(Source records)
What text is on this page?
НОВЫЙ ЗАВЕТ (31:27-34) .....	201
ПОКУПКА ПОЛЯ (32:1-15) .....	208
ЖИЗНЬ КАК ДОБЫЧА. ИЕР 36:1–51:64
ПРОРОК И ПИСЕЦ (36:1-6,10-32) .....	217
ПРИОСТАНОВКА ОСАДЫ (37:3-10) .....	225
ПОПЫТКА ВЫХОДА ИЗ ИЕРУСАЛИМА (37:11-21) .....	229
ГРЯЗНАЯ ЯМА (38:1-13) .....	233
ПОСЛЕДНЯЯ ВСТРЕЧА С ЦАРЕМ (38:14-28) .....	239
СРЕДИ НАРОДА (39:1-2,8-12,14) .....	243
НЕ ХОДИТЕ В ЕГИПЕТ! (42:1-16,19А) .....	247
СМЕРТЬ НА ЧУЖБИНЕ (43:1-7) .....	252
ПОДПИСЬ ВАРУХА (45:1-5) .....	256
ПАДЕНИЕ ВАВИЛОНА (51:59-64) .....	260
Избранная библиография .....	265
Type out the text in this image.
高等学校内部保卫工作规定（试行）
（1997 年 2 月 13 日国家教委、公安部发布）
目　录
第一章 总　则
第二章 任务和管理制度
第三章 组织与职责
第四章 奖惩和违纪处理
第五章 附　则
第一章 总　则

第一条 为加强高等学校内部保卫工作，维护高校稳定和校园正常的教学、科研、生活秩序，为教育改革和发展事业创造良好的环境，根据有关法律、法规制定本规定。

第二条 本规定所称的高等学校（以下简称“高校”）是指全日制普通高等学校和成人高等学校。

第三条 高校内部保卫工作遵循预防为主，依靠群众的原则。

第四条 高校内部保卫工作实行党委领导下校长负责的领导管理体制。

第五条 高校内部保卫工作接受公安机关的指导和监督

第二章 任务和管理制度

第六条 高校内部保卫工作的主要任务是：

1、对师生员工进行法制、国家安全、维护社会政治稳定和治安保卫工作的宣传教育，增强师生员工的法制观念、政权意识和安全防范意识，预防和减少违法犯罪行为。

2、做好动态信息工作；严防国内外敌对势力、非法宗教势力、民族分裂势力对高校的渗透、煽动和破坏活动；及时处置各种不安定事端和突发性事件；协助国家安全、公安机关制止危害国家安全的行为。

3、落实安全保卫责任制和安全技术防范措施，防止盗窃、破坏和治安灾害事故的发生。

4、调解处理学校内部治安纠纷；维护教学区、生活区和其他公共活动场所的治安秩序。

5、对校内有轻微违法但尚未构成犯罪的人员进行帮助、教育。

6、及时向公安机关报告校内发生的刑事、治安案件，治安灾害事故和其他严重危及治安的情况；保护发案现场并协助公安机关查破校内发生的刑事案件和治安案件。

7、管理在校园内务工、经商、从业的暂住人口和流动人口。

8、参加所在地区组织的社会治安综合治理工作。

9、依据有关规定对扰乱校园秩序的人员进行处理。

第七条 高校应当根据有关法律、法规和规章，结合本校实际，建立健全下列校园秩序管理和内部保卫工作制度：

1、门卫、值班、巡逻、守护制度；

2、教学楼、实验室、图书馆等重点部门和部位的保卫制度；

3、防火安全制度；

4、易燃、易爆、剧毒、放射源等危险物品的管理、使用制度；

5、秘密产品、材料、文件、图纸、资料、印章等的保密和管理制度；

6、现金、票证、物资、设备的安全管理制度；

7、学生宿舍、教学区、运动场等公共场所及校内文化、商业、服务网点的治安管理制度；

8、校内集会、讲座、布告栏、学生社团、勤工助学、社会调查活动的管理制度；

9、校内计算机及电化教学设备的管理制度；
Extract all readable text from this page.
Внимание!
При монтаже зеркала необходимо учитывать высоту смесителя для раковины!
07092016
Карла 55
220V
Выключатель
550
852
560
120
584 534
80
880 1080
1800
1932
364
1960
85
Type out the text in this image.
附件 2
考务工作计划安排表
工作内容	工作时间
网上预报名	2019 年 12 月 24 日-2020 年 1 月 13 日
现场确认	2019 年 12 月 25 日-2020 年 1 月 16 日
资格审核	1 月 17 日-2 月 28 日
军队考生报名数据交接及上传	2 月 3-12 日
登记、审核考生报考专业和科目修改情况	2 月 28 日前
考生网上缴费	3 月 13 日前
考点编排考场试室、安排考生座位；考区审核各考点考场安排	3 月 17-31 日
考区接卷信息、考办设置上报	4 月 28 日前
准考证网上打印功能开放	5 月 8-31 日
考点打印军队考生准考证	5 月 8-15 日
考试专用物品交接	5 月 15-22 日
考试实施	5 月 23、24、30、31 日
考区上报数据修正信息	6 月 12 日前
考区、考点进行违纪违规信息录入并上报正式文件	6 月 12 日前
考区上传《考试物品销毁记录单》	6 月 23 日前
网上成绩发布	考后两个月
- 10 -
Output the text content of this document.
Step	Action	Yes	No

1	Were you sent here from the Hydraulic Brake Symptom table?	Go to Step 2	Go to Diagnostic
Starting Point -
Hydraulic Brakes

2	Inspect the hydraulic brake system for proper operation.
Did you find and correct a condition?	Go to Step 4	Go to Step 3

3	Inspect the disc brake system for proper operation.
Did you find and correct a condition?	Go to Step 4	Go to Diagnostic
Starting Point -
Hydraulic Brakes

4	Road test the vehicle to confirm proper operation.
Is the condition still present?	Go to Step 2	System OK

▸ **EXERCISE TASK**
Identify every line above that includes the word "from", and show those lines.

▸ **ANSWER TO THE EXERCISE**
Extract all readable text from this page.
1	Were you sent here from the Hydraulic Brake Symptom table?	Go to Step 2	Go to Diagnostic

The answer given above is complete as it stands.